**Short task**
In the entries below, find every line holding the string "screenshot" and collect it.

**Data shown**

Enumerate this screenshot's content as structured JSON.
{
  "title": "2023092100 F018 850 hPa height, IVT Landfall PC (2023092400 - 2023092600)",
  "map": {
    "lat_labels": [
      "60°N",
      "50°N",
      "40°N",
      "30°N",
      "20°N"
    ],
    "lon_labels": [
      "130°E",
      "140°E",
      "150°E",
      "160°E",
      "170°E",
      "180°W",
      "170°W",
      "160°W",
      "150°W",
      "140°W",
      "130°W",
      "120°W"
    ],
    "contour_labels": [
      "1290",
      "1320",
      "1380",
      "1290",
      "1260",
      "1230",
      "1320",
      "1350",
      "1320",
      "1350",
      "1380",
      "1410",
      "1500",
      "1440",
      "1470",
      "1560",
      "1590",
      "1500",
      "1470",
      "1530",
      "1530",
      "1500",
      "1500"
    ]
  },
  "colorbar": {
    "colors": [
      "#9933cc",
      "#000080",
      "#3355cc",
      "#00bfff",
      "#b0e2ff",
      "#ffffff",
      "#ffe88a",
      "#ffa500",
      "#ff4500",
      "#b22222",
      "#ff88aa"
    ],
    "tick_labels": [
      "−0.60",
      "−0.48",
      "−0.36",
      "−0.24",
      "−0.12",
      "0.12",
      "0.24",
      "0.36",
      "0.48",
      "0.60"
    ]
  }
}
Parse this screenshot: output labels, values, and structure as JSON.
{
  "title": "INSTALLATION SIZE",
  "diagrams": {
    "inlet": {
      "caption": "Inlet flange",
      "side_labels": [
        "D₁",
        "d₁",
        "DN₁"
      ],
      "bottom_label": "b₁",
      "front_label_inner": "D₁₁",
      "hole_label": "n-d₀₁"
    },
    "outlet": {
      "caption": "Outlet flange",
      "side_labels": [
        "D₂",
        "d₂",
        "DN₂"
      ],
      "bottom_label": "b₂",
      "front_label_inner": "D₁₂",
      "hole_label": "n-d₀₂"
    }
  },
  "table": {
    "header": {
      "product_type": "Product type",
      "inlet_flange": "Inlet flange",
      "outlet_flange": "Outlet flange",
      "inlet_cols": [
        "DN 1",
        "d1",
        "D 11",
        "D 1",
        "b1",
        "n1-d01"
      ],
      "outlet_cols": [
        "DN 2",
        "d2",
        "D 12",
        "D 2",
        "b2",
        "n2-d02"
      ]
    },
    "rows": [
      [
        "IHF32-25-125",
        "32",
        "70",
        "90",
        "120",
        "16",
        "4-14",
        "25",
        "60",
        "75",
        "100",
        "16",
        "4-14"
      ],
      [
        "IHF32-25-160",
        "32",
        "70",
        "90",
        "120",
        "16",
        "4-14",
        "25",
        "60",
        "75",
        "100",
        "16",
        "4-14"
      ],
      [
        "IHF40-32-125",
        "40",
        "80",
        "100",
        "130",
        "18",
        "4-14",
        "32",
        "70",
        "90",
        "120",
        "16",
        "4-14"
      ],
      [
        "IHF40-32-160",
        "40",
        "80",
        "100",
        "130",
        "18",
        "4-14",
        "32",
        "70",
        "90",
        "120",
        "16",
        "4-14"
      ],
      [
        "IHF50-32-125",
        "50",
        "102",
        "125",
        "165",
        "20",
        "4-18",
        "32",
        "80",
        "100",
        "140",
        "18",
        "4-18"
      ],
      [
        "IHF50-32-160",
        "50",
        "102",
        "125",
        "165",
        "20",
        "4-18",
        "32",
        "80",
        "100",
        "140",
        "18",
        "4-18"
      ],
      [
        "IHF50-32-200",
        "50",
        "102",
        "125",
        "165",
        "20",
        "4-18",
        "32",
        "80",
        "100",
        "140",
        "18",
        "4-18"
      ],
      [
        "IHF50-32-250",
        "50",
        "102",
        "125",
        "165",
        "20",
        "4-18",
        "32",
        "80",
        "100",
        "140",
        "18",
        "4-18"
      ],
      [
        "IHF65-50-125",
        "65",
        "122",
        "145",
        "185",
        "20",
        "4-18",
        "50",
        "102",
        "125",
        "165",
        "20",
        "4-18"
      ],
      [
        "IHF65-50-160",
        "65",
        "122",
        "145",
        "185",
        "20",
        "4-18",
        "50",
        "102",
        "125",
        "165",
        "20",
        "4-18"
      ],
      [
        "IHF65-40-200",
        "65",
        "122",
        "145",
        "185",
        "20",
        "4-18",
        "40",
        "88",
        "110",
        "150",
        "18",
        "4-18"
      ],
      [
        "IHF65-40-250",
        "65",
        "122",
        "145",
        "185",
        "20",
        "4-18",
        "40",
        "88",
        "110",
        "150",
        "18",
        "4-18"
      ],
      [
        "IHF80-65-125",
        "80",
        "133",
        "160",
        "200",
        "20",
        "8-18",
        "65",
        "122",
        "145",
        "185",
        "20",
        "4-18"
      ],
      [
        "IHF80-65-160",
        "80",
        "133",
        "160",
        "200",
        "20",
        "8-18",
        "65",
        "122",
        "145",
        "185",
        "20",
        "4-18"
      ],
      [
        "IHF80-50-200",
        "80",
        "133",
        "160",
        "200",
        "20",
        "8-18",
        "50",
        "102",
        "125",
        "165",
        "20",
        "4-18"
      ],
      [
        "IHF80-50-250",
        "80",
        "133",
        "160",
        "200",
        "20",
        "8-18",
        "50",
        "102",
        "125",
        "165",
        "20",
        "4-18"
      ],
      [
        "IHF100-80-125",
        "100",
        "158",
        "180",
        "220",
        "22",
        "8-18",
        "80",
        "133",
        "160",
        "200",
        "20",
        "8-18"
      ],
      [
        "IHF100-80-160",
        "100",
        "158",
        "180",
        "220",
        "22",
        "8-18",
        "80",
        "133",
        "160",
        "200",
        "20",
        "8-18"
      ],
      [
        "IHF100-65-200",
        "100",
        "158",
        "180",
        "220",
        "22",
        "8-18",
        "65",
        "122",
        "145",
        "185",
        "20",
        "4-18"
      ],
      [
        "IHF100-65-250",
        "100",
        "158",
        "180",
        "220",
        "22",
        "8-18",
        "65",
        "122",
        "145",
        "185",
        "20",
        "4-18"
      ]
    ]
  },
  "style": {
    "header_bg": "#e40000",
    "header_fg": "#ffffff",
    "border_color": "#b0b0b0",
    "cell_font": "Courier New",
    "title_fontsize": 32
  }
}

**Answer to the task**
Enumerate this screenshot's content as structured JSON.
Parse this screenshot: output labels, values, and structure as JSON.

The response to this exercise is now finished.